* TO DO
Look through the lines below and extract any with the word "PCLK".

* START *

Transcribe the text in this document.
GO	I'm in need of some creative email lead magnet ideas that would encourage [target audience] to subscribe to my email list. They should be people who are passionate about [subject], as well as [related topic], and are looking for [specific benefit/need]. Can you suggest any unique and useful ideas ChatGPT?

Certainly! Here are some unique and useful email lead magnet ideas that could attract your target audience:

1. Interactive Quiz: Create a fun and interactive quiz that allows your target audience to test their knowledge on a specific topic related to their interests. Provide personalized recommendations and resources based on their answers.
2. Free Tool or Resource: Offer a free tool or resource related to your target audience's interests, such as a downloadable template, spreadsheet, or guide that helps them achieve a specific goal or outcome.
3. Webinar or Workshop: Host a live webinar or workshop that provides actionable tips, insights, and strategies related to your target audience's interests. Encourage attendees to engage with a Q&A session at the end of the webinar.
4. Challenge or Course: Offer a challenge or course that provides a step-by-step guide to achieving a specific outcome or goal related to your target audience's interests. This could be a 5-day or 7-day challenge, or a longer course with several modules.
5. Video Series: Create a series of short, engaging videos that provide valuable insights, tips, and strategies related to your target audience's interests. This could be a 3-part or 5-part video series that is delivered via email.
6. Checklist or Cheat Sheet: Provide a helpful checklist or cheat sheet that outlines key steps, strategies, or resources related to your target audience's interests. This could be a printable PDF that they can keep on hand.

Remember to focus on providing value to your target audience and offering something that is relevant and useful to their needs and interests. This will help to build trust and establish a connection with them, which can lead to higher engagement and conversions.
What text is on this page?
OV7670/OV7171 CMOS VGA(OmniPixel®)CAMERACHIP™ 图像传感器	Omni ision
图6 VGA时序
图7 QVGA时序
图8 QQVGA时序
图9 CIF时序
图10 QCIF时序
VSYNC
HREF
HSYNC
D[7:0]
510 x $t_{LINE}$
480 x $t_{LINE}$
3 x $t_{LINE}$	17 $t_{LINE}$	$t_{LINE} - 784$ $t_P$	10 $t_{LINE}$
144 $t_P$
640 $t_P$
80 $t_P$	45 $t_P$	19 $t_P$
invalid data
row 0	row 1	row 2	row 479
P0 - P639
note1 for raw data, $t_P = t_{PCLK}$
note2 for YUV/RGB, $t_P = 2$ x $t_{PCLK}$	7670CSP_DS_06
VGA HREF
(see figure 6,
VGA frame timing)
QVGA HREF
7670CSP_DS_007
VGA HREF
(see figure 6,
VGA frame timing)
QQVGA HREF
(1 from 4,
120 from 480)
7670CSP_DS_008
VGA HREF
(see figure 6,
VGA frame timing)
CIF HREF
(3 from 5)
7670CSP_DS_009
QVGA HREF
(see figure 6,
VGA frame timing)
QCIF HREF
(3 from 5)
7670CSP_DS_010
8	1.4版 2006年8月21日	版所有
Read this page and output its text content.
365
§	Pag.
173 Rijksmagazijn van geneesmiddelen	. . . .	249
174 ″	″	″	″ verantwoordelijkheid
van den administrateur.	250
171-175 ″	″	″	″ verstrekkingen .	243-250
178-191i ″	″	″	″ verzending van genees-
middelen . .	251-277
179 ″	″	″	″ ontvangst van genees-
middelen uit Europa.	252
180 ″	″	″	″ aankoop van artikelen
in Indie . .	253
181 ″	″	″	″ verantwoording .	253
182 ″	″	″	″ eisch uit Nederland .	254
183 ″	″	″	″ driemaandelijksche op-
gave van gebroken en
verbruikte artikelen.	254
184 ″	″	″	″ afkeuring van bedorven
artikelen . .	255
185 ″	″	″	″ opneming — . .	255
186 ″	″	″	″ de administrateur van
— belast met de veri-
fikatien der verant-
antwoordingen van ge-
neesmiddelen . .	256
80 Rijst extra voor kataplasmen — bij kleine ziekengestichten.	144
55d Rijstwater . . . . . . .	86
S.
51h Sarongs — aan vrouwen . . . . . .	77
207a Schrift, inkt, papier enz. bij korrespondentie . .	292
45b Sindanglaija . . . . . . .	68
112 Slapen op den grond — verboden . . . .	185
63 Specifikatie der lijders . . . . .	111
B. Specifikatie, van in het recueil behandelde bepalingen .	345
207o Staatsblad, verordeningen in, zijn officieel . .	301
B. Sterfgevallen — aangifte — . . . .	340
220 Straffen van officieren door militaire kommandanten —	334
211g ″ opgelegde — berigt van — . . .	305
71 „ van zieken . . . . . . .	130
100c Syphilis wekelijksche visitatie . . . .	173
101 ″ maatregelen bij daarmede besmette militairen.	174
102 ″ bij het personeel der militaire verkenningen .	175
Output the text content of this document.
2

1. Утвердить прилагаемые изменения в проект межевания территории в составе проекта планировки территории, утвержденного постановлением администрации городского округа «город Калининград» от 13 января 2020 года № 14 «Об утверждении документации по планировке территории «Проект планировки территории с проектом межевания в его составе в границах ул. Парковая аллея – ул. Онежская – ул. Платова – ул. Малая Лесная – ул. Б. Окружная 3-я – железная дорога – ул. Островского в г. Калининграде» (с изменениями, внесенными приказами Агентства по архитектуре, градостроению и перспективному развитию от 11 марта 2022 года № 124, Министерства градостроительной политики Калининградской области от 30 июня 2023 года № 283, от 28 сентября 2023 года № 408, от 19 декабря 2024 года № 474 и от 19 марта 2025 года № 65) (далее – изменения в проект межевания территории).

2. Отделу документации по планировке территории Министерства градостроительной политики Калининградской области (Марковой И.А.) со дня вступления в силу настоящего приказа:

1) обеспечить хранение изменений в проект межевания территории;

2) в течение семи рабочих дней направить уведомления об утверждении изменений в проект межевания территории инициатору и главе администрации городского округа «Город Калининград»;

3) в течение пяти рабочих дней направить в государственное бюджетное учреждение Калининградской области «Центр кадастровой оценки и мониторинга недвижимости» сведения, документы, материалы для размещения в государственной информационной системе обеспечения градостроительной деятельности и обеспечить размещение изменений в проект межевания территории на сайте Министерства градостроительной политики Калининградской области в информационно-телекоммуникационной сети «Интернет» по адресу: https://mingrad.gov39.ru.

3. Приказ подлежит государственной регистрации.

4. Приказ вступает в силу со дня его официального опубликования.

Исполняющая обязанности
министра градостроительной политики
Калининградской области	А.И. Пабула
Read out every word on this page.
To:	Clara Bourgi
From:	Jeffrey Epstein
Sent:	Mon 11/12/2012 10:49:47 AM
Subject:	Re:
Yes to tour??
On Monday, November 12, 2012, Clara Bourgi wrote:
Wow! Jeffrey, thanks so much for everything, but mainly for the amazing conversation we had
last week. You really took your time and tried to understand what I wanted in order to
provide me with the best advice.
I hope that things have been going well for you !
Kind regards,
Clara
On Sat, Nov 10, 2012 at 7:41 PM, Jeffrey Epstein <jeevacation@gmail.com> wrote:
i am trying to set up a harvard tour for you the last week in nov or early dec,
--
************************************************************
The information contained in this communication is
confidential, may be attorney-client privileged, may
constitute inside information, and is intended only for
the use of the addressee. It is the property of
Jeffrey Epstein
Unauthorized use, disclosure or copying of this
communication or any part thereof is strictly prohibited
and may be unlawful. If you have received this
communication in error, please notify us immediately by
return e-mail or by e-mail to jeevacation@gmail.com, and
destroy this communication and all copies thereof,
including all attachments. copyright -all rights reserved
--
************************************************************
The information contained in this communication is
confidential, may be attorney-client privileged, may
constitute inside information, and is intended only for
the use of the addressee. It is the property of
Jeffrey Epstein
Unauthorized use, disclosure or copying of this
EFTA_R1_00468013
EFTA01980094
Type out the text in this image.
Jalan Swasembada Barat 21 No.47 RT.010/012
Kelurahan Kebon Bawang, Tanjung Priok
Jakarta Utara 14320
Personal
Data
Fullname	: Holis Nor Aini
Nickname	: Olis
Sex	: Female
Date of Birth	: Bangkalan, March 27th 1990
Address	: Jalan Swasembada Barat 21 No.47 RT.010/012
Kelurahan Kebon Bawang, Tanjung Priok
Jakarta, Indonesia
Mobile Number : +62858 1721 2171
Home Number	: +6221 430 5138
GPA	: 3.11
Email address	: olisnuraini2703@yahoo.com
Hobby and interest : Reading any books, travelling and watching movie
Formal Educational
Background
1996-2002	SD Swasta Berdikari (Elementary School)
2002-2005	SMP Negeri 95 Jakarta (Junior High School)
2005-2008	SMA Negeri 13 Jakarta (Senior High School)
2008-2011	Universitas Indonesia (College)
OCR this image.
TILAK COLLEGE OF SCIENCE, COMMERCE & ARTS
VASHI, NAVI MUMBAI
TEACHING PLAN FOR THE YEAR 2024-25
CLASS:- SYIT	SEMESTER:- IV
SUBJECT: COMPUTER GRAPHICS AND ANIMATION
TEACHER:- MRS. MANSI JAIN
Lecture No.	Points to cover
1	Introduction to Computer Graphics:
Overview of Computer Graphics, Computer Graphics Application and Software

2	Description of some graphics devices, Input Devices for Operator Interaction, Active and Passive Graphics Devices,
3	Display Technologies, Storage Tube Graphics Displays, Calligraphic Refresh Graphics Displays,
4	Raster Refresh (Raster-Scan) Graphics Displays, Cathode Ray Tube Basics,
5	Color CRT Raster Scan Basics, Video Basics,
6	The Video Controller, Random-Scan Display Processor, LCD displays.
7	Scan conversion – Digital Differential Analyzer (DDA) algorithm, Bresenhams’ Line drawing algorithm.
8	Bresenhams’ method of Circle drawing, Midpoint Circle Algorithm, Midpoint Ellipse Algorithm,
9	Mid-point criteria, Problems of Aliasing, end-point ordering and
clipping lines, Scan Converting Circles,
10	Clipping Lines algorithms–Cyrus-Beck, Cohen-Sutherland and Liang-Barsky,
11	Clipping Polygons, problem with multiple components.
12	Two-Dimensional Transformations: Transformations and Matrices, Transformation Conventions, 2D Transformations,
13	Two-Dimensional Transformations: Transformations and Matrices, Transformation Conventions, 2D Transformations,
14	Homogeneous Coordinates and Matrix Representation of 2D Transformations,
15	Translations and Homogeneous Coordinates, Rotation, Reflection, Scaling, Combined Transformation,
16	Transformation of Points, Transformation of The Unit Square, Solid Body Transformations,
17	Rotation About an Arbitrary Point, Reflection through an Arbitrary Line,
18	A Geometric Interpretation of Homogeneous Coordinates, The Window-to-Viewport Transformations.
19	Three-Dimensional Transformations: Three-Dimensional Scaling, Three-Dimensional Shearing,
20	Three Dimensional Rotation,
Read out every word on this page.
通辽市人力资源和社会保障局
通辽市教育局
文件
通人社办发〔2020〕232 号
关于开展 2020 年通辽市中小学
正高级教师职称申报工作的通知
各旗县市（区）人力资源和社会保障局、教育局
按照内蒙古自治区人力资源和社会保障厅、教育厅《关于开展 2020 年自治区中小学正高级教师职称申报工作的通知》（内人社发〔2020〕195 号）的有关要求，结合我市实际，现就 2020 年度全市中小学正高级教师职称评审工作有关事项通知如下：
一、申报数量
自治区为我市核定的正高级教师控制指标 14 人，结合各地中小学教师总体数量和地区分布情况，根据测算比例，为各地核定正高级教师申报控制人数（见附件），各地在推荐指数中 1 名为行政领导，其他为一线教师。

* END *

* IN RESPONSE
note1 for raw data, $t_P = t_{PCLK}$
note2 for YUV/RGB, $t_P = 2$ x $t_{PCLK}$	7670CSP_DS_06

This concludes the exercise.